■ **WHAT THE TASK ASKS**
Comb the records below for the string "VOTE" and copy each line where it turns up.

Dataset items:

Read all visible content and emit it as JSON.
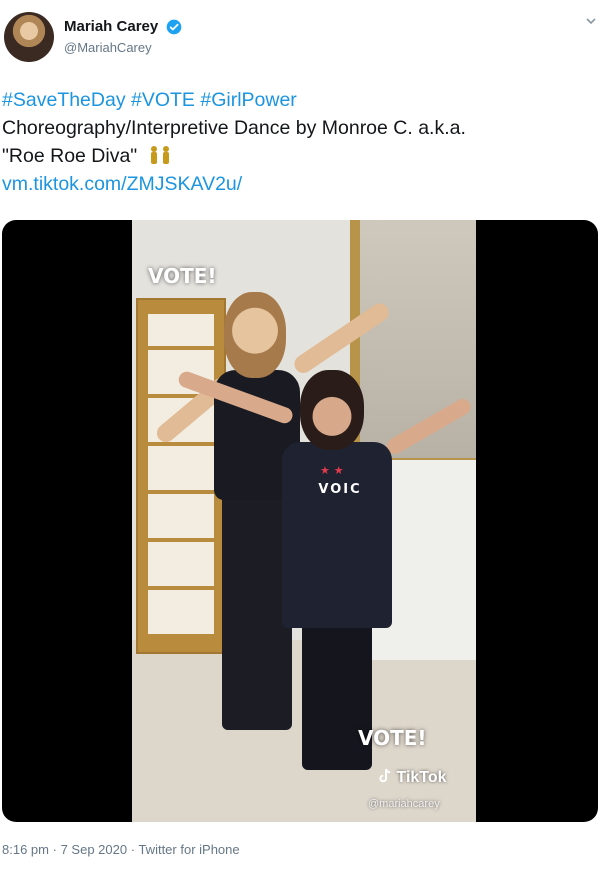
{
  "tweet": {
    "author": {
      "display_name": "Mariah Carey",
      "handle": "@MariahCarey",
      "verified": true
    },
    "text": {
      "line1_hashtags": [
        "#SaveTheDay",
        "#VOTE",
        "#GirlPower"
      ],
      "line2": "Choreography/Interpretive Dance by Monroe C. a.k.a.",
      "line3": "\"Roe Roe Diva\"",
      "line3_emoji": "gold-figures",
      "link": "vm.tiktok.com/ZMJSKAV2u/"
    },
    "media": {
      "overlay_top": "VOTE!",
      "overlay_bottom": "VOTE!",
      "shirt_text": "VOIC",
      "tiktok_label": "TikTok",
      "tiktok_handle": "@mariahcarey"
    },
    "footer": {
      "time": "8:16 pm",
      "date": "7 Sep 2020",
      "client": "Twitter for iPhone",
      "separator": "·"
    }
  },
  "colors": {
    "link": "#1b95e0",
    "verified": "#1da1f2",
    "muted": "#657786"
  },
  "icons": {
    "verified": "verified-badge-icon",
    "more": "chevron-down-icon",
    "tiktok": "tiktok-logo-icon"
  }
}
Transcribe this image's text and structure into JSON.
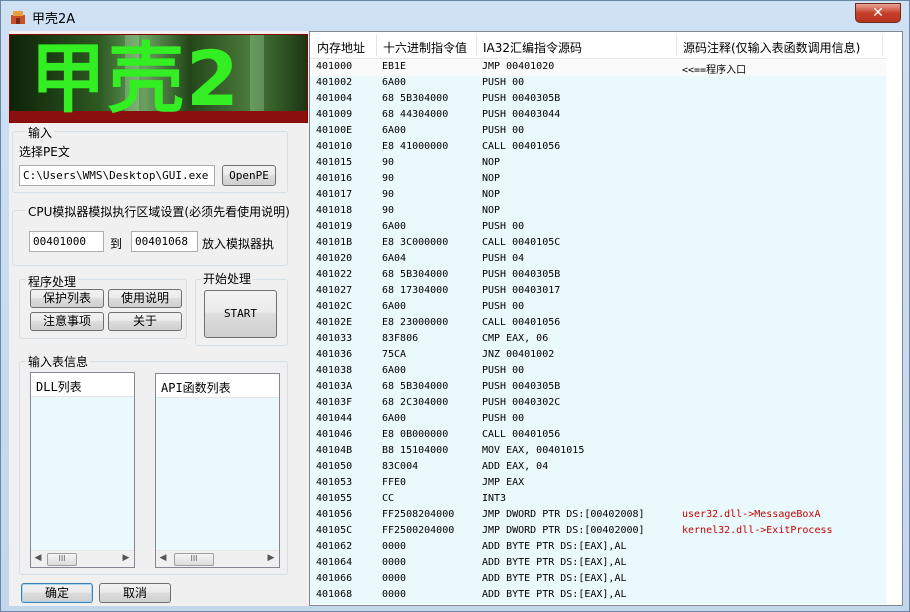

■ **SOLUTION TO THIS EXERCISE**
        "#VOTE",
      "overlay_top": "VOTE!",
      "overlay_bottom": "VOTE!",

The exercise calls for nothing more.